In the entries below, find every line with "object" and copy it.

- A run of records
+++++

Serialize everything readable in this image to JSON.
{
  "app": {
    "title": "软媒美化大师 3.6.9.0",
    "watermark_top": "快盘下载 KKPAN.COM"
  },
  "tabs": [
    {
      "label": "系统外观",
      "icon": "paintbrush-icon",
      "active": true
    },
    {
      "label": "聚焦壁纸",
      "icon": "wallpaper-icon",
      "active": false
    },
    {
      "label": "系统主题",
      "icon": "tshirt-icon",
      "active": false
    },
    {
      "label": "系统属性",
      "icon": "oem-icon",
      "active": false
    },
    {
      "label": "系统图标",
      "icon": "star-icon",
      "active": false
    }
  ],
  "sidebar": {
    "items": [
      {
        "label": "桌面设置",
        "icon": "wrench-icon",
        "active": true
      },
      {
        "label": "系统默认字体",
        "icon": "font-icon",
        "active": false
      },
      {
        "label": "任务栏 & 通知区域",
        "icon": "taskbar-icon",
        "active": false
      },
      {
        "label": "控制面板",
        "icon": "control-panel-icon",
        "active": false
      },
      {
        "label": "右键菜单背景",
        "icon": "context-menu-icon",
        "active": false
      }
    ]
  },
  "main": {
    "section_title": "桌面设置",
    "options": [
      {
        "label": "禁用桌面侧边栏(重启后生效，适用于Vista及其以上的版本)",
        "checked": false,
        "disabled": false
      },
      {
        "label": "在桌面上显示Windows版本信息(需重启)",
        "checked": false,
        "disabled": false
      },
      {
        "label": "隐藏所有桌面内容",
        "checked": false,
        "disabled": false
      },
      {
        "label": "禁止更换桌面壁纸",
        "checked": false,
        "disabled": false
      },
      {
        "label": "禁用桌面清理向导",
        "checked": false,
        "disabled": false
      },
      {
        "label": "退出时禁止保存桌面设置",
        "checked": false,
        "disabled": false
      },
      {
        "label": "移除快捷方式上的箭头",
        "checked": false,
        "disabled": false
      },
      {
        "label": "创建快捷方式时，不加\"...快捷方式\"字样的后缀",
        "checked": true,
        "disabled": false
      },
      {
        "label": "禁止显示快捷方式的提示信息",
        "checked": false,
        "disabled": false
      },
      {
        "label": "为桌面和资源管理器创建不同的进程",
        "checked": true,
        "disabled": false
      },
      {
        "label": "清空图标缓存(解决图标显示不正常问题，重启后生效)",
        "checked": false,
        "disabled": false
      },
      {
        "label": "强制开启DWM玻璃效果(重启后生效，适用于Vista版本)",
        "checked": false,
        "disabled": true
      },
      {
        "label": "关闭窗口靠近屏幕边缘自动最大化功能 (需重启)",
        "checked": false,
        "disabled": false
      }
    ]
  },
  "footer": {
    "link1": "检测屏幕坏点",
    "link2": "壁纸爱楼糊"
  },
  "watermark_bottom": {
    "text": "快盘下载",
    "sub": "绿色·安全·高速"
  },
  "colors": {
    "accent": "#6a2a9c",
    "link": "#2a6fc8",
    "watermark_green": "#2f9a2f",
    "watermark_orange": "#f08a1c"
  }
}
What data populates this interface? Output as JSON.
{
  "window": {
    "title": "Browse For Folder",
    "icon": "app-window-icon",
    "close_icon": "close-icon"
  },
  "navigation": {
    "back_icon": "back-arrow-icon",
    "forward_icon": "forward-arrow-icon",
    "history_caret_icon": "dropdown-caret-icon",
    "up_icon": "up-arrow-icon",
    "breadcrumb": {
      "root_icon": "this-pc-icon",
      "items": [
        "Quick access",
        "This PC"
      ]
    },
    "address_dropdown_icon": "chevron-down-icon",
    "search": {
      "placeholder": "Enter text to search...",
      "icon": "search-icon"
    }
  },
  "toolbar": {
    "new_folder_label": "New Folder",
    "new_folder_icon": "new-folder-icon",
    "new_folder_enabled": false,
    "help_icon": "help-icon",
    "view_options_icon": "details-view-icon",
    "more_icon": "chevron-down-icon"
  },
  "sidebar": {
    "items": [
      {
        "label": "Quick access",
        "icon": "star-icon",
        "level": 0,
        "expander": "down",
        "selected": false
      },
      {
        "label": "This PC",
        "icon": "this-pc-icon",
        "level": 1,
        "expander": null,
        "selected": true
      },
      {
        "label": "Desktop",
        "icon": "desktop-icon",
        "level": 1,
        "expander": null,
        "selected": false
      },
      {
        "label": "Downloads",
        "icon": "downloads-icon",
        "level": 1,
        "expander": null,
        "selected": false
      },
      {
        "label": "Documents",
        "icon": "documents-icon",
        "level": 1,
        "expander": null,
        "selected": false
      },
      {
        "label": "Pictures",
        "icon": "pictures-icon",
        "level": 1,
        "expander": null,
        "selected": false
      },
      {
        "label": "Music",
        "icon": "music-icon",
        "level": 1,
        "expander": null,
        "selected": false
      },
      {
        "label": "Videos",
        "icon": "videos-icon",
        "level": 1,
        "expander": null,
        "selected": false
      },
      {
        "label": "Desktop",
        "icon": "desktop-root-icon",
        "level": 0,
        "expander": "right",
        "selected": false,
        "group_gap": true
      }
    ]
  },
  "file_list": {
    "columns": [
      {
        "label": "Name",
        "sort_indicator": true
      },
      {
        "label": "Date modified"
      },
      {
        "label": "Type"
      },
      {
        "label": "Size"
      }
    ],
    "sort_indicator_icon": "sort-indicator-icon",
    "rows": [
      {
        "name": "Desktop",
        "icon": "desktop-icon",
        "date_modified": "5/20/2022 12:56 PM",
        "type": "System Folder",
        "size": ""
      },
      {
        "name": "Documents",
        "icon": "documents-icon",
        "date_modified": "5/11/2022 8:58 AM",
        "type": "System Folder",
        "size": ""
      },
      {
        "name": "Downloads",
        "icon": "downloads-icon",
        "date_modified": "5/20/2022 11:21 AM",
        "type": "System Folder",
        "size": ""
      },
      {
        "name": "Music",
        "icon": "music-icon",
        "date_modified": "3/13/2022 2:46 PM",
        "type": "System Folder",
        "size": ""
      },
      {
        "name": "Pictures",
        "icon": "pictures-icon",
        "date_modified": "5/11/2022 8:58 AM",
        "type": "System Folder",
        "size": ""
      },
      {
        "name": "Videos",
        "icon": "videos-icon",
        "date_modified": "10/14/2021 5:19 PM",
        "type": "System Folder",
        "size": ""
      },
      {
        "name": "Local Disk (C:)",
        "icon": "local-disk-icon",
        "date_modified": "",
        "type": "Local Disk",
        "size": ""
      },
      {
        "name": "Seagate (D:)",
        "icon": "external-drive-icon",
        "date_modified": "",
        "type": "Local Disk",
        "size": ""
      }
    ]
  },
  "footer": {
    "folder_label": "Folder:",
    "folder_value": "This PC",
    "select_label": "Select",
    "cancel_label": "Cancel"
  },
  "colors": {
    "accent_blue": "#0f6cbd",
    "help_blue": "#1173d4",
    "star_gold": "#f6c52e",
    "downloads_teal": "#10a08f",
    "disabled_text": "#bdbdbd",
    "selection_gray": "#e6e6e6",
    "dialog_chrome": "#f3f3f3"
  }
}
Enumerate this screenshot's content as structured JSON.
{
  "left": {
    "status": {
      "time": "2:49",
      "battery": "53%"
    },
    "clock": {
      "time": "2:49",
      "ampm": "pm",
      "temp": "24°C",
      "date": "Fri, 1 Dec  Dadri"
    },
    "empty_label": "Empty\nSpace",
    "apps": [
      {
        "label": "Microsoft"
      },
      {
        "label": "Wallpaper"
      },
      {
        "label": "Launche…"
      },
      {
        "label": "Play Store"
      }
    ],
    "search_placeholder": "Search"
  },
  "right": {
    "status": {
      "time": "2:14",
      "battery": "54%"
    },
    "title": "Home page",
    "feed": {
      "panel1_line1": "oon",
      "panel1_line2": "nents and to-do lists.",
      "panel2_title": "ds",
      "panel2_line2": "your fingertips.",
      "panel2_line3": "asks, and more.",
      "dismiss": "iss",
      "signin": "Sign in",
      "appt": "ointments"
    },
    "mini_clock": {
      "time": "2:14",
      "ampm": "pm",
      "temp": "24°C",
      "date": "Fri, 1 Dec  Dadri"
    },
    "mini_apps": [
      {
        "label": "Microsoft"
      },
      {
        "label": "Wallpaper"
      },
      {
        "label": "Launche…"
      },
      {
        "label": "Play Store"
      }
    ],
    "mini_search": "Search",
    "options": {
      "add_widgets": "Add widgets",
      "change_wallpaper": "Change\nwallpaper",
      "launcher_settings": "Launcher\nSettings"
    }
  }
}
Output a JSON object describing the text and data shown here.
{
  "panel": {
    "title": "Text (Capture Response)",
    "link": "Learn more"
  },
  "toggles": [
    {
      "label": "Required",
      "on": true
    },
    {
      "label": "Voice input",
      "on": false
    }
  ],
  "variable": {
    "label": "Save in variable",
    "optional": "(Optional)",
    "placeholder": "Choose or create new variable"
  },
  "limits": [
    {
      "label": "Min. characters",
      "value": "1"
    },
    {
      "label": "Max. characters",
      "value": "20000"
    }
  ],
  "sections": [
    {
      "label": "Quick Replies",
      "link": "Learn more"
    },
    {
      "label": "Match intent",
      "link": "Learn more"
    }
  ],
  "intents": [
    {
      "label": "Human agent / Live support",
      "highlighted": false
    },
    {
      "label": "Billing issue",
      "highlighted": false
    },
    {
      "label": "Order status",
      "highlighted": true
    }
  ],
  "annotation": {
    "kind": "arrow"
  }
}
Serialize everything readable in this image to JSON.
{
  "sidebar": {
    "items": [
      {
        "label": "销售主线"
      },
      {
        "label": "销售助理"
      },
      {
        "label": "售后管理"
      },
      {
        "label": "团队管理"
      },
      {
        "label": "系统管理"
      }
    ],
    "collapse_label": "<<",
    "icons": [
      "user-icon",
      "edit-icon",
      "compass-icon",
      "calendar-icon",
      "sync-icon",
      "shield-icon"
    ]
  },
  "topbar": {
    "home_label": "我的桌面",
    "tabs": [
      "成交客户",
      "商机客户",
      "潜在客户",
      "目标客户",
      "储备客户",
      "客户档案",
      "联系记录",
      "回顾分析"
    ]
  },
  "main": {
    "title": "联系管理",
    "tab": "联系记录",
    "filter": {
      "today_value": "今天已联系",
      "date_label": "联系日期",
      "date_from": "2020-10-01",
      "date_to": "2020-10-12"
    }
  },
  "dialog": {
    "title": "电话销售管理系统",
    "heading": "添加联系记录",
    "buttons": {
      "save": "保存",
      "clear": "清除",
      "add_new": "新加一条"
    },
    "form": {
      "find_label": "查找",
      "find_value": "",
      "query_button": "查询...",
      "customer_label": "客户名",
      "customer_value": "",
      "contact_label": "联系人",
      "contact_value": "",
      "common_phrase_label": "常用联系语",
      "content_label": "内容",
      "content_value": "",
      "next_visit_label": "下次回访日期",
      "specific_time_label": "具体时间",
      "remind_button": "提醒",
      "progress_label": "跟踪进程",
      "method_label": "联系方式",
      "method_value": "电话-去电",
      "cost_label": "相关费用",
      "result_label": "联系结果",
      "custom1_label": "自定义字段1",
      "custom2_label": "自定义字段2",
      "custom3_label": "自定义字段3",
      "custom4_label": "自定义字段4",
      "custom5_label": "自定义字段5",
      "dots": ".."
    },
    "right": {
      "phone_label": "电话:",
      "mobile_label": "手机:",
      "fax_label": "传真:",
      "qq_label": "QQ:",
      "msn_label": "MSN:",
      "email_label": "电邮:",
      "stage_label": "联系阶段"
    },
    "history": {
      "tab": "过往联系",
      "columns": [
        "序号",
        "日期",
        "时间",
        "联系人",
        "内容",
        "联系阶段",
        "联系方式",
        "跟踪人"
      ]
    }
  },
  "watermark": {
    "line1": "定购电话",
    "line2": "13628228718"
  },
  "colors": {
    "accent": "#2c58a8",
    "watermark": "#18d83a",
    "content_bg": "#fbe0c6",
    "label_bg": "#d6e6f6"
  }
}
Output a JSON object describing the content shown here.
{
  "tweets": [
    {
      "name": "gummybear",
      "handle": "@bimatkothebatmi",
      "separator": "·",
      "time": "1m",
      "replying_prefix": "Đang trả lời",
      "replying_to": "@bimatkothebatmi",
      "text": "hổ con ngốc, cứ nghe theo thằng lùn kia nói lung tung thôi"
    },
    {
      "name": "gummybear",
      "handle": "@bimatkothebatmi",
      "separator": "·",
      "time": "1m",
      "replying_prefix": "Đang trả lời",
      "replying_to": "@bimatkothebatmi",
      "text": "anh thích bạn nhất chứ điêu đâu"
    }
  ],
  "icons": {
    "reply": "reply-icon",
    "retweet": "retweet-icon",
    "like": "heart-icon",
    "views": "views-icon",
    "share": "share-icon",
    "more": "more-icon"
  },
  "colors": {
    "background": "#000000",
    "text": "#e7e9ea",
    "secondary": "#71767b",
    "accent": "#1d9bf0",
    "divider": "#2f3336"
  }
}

+++++

- Response below
Output a JSON object describing the text and data shown here.
Output a JSON object describing the content shown here.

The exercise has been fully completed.